▸ Instructions for the task:
Retype all the records with nothing changed.

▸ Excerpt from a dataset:

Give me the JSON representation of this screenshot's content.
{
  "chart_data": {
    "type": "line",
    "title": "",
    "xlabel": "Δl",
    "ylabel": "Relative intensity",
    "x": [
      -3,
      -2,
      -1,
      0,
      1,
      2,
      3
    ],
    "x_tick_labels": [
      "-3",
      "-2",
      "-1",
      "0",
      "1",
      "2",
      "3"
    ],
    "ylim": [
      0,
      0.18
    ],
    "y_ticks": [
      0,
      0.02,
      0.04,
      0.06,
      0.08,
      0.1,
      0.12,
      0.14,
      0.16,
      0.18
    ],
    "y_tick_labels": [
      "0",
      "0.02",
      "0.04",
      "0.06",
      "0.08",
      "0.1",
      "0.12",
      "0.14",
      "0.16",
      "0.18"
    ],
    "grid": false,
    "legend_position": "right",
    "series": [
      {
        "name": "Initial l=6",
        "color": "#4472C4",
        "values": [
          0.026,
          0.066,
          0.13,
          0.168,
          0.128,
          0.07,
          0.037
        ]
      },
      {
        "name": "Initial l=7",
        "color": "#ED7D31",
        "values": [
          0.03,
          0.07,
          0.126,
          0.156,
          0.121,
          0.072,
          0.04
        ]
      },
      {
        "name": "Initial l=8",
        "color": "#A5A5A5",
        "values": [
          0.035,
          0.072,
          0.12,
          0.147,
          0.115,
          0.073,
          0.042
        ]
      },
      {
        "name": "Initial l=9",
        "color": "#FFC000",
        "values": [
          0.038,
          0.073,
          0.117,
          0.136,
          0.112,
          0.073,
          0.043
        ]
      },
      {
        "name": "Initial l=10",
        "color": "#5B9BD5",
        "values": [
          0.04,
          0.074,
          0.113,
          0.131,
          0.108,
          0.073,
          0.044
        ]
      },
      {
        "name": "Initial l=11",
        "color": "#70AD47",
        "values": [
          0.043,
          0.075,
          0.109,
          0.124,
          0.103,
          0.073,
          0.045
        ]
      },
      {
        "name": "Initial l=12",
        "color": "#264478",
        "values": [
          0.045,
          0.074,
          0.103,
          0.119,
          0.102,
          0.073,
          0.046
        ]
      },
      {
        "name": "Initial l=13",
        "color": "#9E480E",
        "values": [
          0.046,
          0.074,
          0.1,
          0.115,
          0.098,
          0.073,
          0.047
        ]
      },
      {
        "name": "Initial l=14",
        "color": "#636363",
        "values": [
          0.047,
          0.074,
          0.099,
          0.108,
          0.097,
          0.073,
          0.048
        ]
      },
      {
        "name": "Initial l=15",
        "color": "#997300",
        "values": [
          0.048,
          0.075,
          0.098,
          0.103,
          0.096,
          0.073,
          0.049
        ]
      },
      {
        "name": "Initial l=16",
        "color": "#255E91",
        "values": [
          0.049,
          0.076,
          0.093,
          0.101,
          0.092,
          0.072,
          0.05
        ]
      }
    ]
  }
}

▸ Result for this exercise:
Give me the JSON representation of this screenshot's content.
{
  "chart_data": {
    "type": "line",
    "title": "",
    "xlabel": "Δl",
    "ylabel": "Relative intensity",
    "x": [
      -3,
      -2,
      -1,
      0,
      1,
      2,
      3
    ],
    "x_tick_labels": [
      "-3",
      "-2",
      "-1",
      "0",
      "1",
      "2",
      "3"
    ],
    "ylim": [
      0,
      0.18
    ],
    "y_ticks": [
      0,
      0.02,
      0.04,
      0.06,
      0.08,
      0.1,
      0.12,
      0.14,
      0.16,
      0.18
    ],
    "y_tick_labels": [
      "0",
      "0.02",
      "0.04",
      "0.06",
      "0.08",
      "0.1",
      "0.12",
      "0.14",
      "0.16",
      "0.18"
    ],
    "grid": false,
    "legend_position": "right",
    "series": [
      {
        "name": "Initial l=6",
        "color": "#4472C4",
        "values": [
          0.026,
          0.066,
          0.13,
          0.168,
          0.128,
          0.07,
          0.037
        ]
      },
      {
        "name": "Initial l=7",
        "color": "#ED7D31",
        "values": [
          0.03,
          0.07,
          0.126,
          0.156,
          0.121,
          0.072,
          0.04
        ]
      },
      {
        "name": "Initial l=8",
        "color": "#A5A5A5",
        "values": [
          0.035,
          0.072,
          0.12,
          0.147,
          0.115,
          0.073,
          0.042
        ]
      },
      {
        "name": "Initial l=9",
        "color": "#FFC000",
        "values": [
          0.038,
          0.073,
          0.117,
          0.136,
          0.112,
          0.073,
          0.043
        ]
      },
      {
        "name": "Initial l=10",
        "color": "#5B9BD5",
        "values": [
          0.04,
          0.074,
          0.113,
          0.131,
          0.108,
          0.073,
          0.044
        ]
      },
      {
        "name": "Initial l=11",
        "color": "#70AD47",
        "values": [
          0.043,
          0.075,
          0.109,
          0.124,
          0.103,
          0.073,
          0.045
        ]
      },
      {
        "name": "Initial l=12",
        "color": "#264478",
        "values": [
          0.045,
          0.074,
          0.103,
          0.119,
          0.102,
          0.073,
          0.046
        ]
      },
      {
        "name": "Initial l=13",
        "color": "#9E480E",
        "values": [
          0.046,
          0.074,
          0.1,
          0.115,
          0.098,
          0.073,
          0.047
        ]
      },
      {
        "name": "Initial l=14",
        "color": "#636363",
        "values": [
          0.047,
          0.074,
          0.099,
          0.108,
          0.097,
          0.073,
          0.048
        ]
      },
      {
        "name": "Initial l=15",
        "color": "#997300",
        "values": [
          0.048,
          0.075,
          0.098,
          0.103,
          0.096,
          0.073,
          0.049
        ]
      },
      {
        "name": "Initial l=16",
        "color": "#255E91",
        "values": [
          0.049,
          0.076,
          0.093,
          0.101,
          0.092,
          0.072,
          0.05
        ]
      }
    ]
  }
}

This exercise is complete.